⟨

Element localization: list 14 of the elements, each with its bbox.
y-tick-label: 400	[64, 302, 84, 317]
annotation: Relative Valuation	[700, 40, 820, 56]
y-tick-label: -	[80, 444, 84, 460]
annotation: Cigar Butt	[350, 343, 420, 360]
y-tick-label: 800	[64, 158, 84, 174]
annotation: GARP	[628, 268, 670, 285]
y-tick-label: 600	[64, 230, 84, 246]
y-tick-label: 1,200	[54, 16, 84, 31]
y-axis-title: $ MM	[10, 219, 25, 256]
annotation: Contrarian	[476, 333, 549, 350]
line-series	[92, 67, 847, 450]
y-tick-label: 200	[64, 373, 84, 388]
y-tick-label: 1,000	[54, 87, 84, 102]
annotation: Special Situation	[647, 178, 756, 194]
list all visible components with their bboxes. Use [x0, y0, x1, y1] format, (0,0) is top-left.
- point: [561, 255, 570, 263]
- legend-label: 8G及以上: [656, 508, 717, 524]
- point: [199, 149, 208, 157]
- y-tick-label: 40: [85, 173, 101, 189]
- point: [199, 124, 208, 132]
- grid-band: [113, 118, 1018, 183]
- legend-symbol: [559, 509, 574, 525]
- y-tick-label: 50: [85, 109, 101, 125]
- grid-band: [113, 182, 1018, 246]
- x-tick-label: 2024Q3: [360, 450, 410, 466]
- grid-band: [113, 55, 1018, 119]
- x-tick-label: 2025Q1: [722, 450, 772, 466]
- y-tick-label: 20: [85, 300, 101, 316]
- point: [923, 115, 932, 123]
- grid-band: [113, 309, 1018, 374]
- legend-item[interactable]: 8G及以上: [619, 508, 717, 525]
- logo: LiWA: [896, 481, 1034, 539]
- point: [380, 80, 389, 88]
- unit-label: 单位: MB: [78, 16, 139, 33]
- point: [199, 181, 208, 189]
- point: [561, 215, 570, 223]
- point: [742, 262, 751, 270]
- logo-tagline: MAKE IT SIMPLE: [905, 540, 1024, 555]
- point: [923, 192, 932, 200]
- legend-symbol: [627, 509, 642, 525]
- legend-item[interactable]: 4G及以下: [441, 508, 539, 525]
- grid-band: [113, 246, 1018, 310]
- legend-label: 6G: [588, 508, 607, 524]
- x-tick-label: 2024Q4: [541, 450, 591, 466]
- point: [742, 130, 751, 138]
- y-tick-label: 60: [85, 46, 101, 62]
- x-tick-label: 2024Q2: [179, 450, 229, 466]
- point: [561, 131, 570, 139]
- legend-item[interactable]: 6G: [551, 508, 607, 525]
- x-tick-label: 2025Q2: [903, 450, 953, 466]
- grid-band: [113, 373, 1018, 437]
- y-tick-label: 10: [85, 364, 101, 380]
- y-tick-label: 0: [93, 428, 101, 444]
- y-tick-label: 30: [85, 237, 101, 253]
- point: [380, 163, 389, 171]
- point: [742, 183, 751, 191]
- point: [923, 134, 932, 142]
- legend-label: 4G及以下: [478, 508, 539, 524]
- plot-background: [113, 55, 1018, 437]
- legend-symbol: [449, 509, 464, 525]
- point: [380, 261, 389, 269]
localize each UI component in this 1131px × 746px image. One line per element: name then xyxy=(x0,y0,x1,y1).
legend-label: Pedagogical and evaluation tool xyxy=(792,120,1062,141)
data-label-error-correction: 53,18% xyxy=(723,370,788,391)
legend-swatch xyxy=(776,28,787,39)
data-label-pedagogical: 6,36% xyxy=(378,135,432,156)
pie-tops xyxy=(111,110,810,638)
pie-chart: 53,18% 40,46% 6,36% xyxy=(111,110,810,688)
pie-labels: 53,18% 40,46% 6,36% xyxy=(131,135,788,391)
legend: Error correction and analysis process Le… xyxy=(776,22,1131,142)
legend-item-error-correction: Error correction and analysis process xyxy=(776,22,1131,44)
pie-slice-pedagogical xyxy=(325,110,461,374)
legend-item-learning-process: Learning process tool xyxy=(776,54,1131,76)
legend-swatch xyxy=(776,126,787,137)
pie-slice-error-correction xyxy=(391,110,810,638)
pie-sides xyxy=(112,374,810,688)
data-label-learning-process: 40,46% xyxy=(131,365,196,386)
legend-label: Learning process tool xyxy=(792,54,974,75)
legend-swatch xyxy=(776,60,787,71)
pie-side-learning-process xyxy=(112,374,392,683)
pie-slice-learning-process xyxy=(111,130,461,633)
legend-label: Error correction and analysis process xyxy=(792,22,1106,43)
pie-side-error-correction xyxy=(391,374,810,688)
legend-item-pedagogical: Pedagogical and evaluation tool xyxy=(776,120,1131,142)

⟩

> **Your task**: Copy every row above again, word for word, with nothing changed.

> **Exercise response**:
Element localization: list 14 of the elements, each with its bbox.
y-tick-label: 400	[64, 302, 84, 317]
annotation: Relative Valuation	[700, 40, 820, 56]
y-tick-label: -	[80, 444, 84, 460]
annotation: Cigar Butt	[350, 343, 420, 360]
y-tick-label: 800	[64, 158, 84, 174]
annotation: GARP	[628, 268, 670, 285]
y-tick-label: 600	[64, 230, 84, 246]
y-tick-label: 1,200	[54, 16, 84, 31]
y-axis-title: $ MM	[10, 219, 25, 256]
annotation: Contrarian	[476, 333, 549, 350]
line-series	[92, 67, 847, 450]
y-tick-label: 200	[64, 373, 84, 388]
y-tick-label: 1,000	[54, 87, 84, 102]
annotation: Special Situation	[647, 178, 756, 194]
list all visible components with their bboxes. Use [x0, y0, x1, y1] format, (0,0) is top-left.
- point: [561, 255, 570, 263]
- legend-label: 8G及以上: [656, 508, 717, 524]
- point: [199, 149, 208, 157]
- y-tick-label: 40: [85, 173, 101, 189]
- point: [199, 124, 208, 132]
- grid-band: [113, 118, 1018, 183]
- legend-symbol: [559, 509, 574, 525]
- y-tick-label: 50: [85, 109, 101, 125]
- grid-band: [113, 182, 1018, 246]
- x-tick-label: 2024Q3: [360, 450, 410, 466]
- grid-band: [113, 55, 1018, 119]
- x-tick-label: 2025Q1: [722, 450, 772, 466]
- y-tick-label: 20: [85, 300, 101, 316]
- point: [923, 115, 932, 123]
- grid-band: [113, 309, 1018, 374]
- legend-item[interactable]: 8G及以上: [619, 508, 717, 525]
- logo: LiWA: [896, 481, 1034, 539]
- point: [380, 80, 389, 88]
- unit-label: 单位: MB: [78, 16, 139, 33]
- point: [199, 181, 208, 189]
- point: [561, 215, 570, 223]
- point: [742, 262, 751, 270]
- logo-tagline: MAKE IT SIMPLE: [905, 540, 1024, 555]
- point: [923, 192, 932, 200]
- legend-symbol: [627, 509, 642, 525]
- legend-item[interactable]: 4G及以下: [441, 508, 539, 525]
- grid-band: [113, 246, 1018, 310]
- legend-label: 6G: [588, 508, 607, 524]
- x-tick-label: 2024Q4: [541, 450, 591, 466]
- point: [742, 130, 751, 138]
- y-tick-label: 60: [85, 46, 101, 62]
- x-tick-label: 2024Q2: [179, 450, 229, 466]
- point: [561, 131, 570, 139]
- legend-item[interactable]: 6G: [551, 508, 607, 525]
- x-tick-label: 2025Q2: [903, 450, 953, 466]
- grid-band: [113, 373, 1018, 437]
- y-tick-label: 10: [85, 364, 101, 380]
- y-tick-label: 0: [93, 428, 101, 444]
- y-tick-label: 30: [85, 237, 101, 253]
- point: [380, 163, 389, 171]
- point: [742, 183, 751, 191]
- point: [923, 134, 932, 142]
- legend-label: 4G及以下: [478, 508, 539, 524]
- plot-background: [113, 55, 1018, 437]
- legend-symbol: [449, 509, 464, 525]
- point: [380, 261, 389, 269]
localize each UI component in this 1131px × 746px image. One line per element: name then xyxy=(x0,y0,x1,y1).
legend-label: Pedagogical and evaluation tool xyxy=(792,120,1062,141)
data-label-error-correction: 53,18% xyxy=(723,370,788,391)
legend-swatch xyxy=(776,28,787,39)
data-label-pedagogical: 6,36% xyxy=(378,135,432,156)
pie-tops xyxy=(111,110,810,638)
pie-chart: 53,18% 40,46% 6,36% xyxy=(111,110,810,688)
pie-labels: 53,18% 40,46% 6,36% xyxy=(131,135,788,391)
legend: Error correction and analysis process Le… xyxy=(776,22,1131,142)
legend-item-error-correction: Error correction and analysis process xyxy=(776,22,1131,44)
pie-slice-pedagogical xyxy=(325,110,461,374)
legend-item-learning-process: Learning process tool xyxy=(776,54,1131,76)
legend-swatch xyxy=(776,126,787,137)
pie-slice-error-correction xyxy=(391,110,810,638)
pie-sides xyxy=(112,374,810,688)
data-label-learning-process: 40,46% xyxy=(131,365,196,386)
legend-label: Learning process tool xyxy=(792,54,974,75)
legend-swatch xyxy=(776,60,787,71)
pie-side-learning-process xyxy=(112,374,392,683)
pie-slice-learning-process xyxy=(111,130,461,633)
legend-label: Error correction and analysis process xyxy=(792,22,1106,43)
pie-side-error-correction xyxy=(391,374,810,688)
legend-item-pedagogical: Pedagogical and evaluation tool xyxy=(776,120,1131,142)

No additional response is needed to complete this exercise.